→ TAREA A:
Responde según la crónica sobre la marcha:
(i) ¿Qué cargo ocupa Juan Miguel Castillo?
(ii) ¿A qué organización dice Castillo que pertenecen ahora?
(iii) ¿Quién cooptó a Araujo Hernández?
→ TAREA B: ¿Puedes imprimir sin cambios el pasaje de la crónica sobre la marcha que abre con las palabras que contienen "Castillo se carcajea, come" y cierra con "en su cara."?

→ FRAGMENTO:
El tono de la marcha es estridente. Una
estridencia que no se manifiesta ni siquiera en las vivas al
gobernador como en el odio hacia la Normal y sus alumnos. Las
pancartas que llevan los participantes no dejan lugar a dudas: se
trata de una manifestación masiva de intolerancia y encono: “Cierre
de Ayotzinapa. Estamos hartos”, o “Cierren el burdel de
Ayotzinapa”, o “Afuera los ayotzinapos. Estamos con usted sr
gobernador”, o “Cierre de Ayotzinapa, ¡urgente!”. O una más
frontal: “Señor gobernador, cierre el centro de concentración de
terroristas”.
En cambio, los vítores a Aguirre no
pasan de “Aguirre Rivero, el Ángel de Guerrero” o “Aguirre
aguanta, el pueblo se levanta”. Aunque decir pueblo, es decir
mucho: uno que otro empresario, uno que otro indígena, y muchos
burócratas. También, políticos en uso y desuso –Jesús Araujo
Hernández, entre éstos–, taxistas y empleados con viáticos
pagados.
–Nosotros nos conformamos como
organización gracias al gobernador Ángel Aguirre –dice al
reportero el subdelegado de Transportes en la Costa Grande, Juan
Miguel Castillo.
Castillo está con toda su palomilla
–dice él–, en el centro de la explanada de la plaza cívica
Primer Congreso de Anáhuac, cotorreando mientras los oradores se
desgañitan exonerando al gobernador de una culpa más de conciencia
que endilgada.
“Se equivocan quienes creen que el
gobernador debe irse. Se equivocan quienes andan, por ahí, pidiendo
desaparición de poderes. No hay lugar a eso”, dice a lo lejos
Araujo Hernández, antiguo (antiquísimo) luchador social, desde que
lo cooptó Rubén Figueroa Figueroa y pasó a formar parte, después,
de los empleados de su hijo, Rubén Figueroa Alcocer.
Castillo se carcajea, come helados con
sus colegas y sigue platicando.
–Antes éramos de la COTEG, incluso
apoyamos, a güevo pues, a Manuel Añorve Baños, pero por
convencimiento siempre estuvimos con Aguirre. Al final, aunque la
gente de Añorve nos pagó para acarrear gente el día de la elección
ni lo hicimos. Ahora somos de la organización Unidos por Guerrero.
–Y luego, cómo te hiciste
subdelegado –se le pregunta.
Castillo se rasca la cabeza. Una mueca
de risa se le pinta en su cara.

→ LÍNEAS DADAS:
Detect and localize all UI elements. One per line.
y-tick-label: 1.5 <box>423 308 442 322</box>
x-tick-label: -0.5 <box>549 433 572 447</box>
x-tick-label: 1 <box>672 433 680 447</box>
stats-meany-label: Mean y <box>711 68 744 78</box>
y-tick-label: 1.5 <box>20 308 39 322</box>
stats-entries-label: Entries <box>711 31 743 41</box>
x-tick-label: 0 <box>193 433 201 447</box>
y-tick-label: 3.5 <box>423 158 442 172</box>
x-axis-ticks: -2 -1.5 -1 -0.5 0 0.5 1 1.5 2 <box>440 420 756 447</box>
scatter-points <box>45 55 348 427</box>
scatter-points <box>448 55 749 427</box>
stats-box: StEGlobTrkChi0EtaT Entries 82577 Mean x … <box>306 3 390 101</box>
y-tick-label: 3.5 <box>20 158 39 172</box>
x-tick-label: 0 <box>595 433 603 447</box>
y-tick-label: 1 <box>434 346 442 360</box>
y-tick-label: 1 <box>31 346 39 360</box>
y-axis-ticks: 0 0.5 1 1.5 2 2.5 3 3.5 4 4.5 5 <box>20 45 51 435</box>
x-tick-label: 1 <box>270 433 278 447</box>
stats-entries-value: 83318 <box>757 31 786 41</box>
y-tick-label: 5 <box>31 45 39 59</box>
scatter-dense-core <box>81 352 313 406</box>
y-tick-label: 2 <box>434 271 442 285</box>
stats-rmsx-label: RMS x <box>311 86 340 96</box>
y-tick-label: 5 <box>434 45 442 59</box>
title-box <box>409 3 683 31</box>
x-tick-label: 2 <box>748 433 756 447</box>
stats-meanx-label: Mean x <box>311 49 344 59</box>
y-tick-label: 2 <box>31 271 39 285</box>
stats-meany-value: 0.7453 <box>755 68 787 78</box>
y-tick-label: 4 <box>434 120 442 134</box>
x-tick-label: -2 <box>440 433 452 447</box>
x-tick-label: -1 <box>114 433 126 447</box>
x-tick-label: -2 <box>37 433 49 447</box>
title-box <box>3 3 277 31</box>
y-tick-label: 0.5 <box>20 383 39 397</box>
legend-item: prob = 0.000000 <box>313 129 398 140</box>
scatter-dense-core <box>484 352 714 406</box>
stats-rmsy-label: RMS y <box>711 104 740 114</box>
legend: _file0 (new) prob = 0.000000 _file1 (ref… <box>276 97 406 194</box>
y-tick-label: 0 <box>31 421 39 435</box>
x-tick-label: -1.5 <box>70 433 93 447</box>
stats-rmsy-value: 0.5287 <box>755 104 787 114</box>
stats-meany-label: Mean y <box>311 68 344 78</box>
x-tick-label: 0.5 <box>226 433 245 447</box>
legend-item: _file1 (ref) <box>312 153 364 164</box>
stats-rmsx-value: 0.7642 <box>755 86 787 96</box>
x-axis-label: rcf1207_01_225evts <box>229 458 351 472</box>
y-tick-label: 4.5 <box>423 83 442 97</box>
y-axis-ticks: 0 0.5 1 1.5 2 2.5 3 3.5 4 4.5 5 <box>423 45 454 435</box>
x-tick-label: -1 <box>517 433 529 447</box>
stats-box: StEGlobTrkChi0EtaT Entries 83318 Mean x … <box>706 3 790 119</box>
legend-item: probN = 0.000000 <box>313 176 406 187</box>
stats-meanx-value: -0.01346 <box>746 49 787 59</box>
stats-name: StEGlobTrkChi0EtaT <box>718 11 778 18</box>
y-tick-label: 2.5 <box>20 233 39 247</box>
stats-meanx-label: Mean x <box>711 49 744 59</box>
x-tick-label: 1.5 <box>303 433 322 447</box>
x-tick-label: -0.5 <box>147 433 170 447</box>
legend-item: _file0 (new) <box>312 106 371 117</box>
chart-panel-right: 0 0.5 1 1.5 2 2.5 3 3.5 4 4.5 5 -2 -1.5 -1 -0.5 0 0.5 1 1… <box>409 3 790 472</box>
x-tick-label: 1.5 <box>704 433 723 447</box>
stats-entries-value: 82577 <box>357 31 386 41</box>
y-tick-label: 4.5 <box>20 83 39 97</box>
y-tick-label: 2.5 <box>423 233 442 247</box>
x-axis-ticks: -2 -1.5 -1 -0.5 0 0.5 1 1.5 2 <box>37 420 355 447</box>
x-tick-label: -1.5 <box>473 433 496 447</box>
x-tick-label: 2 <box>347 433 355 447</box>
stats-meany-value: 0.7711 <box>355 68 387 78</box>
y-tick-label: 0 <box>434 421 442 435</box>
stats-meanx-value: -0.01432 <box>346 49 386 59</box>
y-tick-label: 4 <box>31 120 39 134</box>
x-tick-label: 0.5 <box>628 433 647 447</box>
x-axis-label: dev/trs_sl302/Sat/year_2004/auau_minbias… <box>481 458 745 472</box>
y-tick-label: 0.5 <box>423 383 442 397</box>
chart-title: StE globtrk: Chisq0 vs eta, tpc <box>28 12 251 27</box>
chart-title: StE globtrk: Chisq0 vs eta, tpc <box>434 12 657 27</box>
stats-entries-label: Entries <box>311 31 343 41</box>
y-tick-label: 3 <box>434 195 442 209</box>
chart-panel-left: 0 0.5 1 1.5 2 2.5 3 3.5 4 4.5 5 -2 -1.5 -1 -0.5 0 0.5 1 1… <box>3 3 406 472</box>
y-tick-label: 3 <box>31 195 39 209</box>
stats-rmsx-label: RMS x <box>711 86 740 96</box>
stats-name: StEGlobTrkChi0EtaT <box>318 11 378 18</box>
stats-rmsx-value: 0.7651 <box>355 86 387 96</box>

→ RESULTADO CORRECTO A:
(i) Subdelegado de Transportes en la Costa Grande.
(ii) Unidos por Guerrero.
(iii) Rubén Figueroa Figueroa.

→ RESULTADO CORRECTO B:
Castillo se carcajea, come helados con
sus colegas y sigue platicando.
–Antes éramos de la COTEG, incluso
apoyamos, a güevo pues, a Manuel Añorve Baños, pero por
convencimiento siempre estuvimos con Aguirre. Al final, aunque la
gente de Añorve nos pagó para acarrear gente el día de la elección
ni lo hicimos. Ahora somos de la organización Unidos por Guerrero.
–Y luego, cómo te hiciste
subdelegado –se le pregunta.
Castillo se rasca la cabeza. Una mueca
de risa se le pinta en su cara.